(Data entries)
- - -

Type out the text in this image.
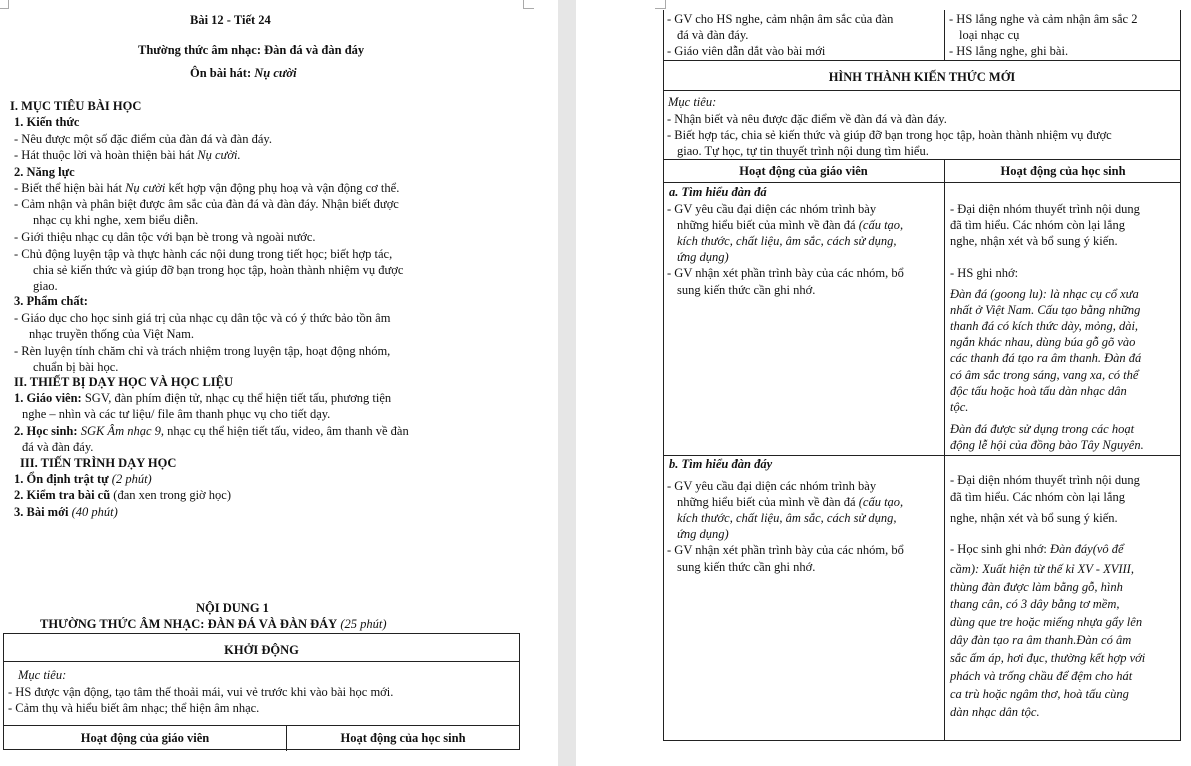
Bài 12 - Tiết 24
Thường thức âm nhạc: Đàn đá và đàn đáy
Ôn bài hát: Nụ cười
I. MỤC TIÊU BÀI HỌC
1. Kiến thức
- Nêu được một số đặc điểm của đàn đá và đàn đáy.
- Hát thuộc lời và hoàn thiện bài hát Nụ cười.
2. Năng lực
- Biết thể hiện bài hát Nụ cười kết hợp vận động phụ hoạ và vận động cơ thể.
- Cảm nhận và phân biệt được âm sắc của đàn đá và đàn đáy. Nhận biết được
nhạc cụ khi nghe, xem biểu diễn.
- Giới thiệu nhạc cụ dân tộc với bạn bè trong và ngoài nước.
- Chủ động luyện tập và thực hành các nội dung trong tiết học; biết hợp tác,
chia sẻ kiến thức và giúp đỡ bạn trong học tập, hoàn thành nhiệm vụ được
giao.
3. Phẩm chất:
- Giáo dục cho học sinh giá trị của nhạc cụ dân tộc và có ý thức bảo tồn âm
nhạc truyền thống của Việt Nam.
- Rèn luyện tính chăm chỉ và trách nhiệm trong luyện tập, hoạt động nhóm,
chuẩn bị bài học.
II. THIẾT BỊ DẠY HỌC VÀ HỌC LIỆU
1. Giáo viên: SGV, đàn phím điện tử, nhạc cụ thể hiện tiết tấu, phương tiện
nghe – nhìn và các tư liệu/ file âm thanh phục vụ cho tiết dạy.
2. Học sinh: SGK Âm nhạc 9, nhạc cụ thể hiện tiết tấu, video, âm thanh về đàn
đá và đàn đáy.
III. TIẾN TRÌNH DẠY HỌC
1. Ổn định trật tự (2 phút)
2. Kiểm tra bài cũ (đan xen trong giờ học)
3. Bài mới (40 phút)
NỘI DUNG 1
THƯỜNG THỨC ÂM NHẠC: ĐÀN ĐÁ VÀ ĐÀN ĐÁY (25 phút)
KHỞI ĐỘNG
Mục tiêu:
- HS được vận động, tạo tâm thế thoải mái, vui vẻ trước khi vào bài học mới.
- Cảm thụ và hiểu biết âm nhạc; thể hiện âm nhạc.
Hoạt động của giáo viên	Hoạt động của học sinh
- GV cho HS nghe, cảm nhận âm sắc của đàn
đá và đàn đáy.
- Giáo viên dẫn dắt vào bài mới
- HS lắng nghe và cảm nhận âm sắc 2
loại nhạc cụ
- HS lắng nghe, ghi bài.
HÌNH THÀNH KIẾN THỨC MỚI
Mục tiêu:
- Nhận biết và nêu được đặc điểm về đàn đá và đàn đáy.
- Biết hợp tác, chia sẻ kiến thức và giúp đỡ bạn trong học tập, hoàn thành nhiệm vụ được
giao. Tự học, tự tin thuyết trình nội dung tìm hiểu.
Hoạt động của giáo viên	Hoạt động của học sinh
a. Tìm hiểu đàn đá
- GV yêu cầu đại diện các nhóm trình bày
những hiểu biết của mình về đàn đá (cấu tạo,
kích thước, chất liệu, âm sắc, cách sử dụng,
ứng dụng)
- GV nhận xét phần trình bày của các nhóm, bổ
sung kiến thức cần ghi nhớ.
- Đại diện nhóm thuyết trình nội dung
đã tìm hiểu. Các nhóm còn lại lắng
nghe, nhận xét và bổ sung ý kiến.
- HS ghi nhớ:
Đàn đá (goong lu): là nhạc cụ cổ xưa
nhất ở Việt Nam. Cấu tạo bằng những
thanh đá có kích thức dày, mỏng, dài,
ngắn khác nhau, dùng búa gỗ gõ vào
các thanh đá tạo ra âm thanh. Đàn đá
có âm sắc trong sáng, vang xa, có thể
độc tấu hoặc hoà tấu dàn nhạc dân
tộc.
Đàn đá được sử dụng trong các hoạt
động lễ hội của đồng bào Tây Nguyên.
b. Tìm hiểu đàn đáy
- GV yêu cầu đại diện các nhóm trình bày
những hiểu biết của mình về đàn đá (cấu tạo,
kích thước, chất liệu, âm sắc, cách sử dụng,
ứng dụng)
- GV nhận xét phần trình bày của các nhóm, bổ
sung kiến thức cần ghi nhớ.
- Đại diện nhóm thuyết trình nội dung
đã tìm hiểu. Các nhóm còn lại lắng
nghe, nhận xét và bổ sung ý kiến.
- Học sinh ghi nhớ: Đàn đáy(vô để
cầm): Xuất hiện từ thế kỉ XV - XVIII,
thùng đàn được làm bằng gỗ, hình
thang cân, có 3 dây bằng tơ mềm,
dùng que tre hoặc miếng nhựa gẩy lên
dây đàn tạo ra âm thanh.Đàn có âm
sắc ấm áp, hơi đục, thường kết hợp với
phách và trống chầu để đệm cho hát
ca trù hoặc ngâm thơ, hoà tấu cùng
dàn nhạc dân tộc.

- - -

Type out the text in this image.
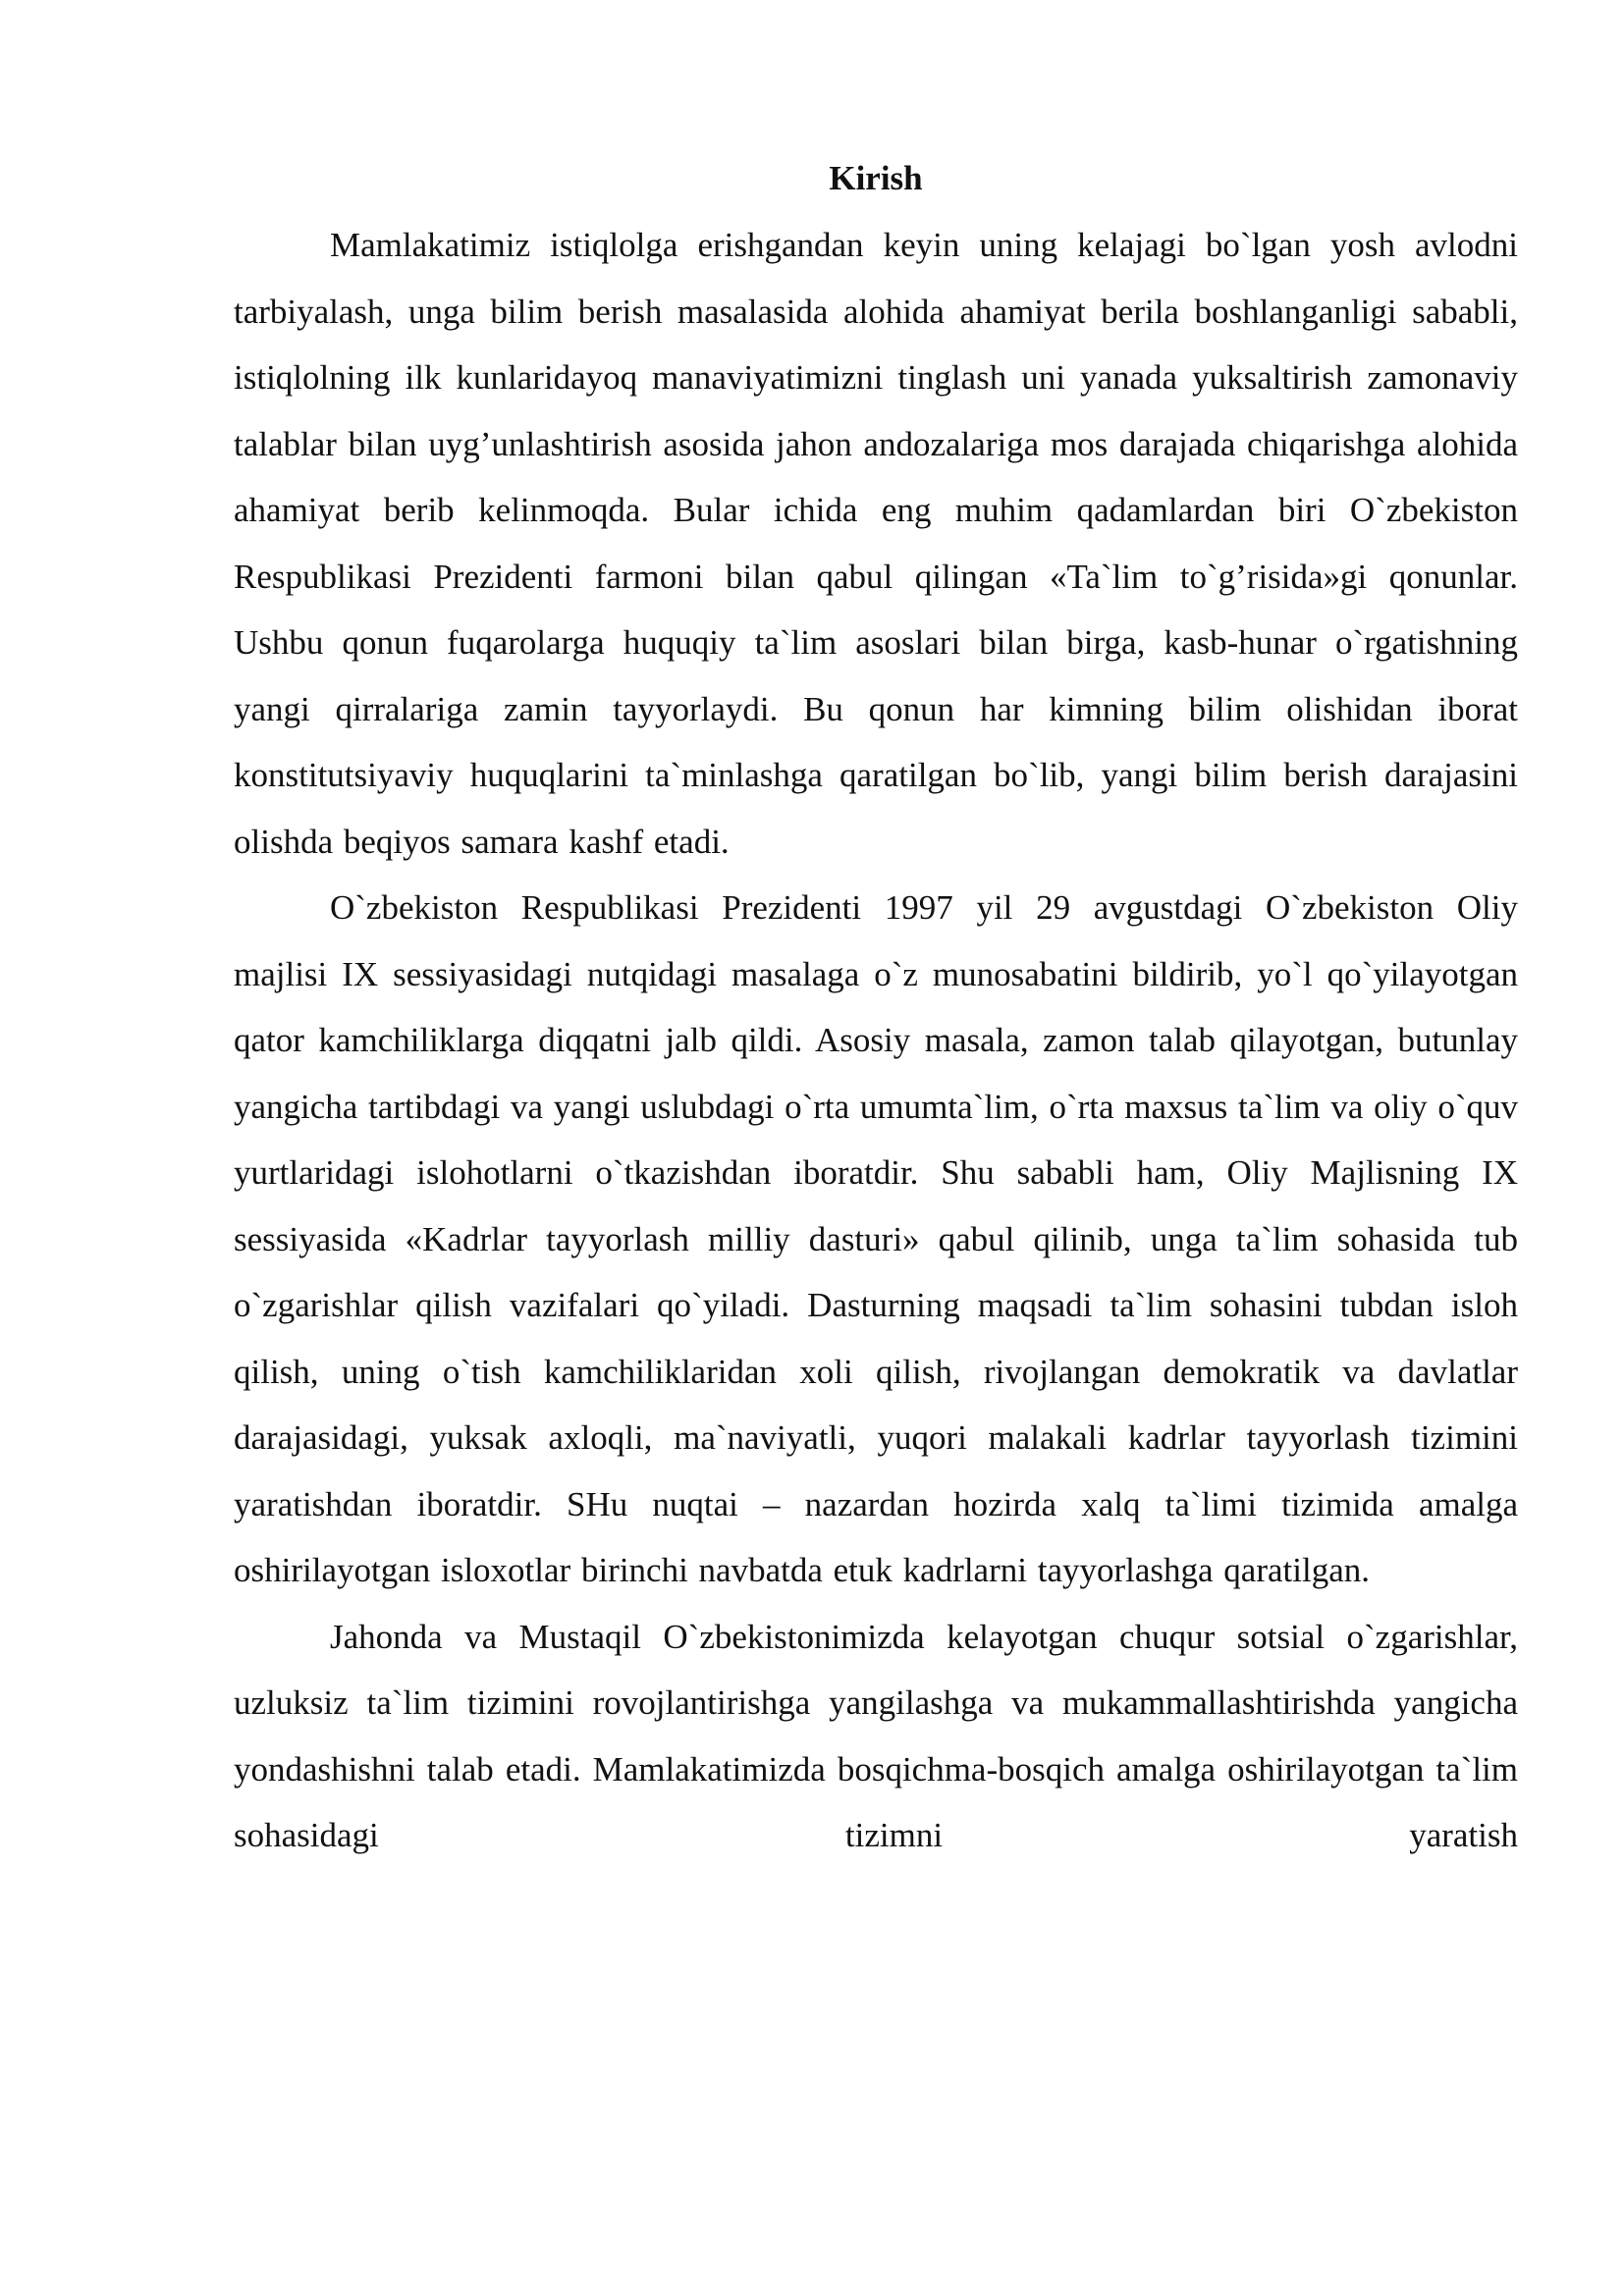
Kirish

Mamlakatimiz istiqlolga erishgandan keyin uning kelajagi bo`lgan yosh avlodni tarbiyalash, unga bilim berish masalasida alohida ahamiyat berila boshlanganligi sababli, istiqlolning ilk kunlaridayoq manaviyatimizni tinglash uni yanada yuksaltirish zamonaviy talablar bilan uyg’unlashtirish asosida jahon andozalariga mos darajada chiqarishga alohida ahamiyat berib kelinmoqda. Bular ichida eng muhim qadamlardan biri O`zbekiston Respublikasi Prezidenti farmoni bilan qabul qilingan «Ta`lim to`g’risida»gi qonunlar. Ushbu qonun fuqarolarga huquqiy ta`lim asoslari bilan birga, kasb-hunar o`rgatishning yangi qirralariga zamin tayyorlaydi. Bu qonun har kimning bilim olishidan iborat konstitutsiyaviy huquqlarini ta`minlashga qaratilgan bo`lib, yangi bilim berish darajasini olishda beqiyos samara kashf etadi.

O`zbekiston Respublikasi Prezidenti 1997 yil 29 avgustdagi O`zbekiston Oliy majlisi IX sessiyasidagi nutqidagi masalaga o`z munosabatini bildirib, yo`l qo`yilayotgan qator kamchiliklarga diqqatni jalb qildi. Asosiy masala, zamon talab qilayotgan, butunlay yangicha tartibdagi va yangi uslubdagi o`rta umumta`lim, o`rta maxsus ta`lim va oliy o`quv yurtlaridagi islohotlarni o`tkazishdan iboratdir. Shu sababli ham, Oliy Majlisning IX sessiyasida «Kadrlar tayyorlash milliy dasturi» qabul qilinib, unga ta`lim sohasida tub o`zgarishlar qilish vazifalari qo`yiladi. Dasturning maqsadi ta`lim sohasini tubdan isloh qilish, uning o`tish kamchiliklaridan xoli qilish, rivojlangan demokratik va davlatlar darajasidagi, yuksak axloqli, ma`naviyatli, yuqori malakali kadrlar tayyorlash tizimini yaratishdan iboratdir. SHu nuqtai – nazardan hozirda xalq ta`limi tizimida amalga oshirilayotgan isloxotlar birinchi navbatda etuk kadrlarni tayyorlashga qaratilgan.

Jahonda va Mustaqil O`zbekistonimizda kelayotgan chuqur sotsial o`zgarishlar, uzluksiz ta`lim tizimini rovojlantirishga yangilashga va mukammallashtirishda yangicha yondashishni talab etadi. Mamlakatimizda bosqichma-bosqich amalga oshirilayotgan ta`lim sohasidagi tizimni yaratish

- - -

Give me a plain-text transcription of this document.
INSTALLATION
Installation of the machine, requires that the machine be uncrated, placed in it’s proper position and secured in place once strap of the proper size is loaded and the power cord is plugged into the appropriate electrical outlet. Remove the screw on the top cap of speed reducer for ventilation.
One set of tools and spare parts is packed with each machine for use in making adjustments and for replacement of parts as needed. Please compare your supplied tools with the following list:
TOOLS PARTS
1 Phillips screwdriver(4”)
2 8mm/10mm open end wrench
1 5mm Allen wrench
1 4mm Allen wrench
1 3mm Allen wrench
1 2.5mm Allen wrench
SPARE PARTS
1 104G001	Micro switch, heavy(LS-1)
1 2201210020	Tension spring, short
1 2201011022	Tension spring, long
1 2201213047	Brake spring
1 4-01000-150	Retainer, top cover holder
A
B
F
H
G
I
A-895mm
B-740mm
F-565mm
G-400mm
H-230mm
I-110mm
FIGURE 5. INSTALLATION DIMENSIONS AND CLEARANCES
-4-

- - -

# THE REQUEST
Tally how many lines in the material above hold the word "thanh". Write only that number.

# TASK RESULT
5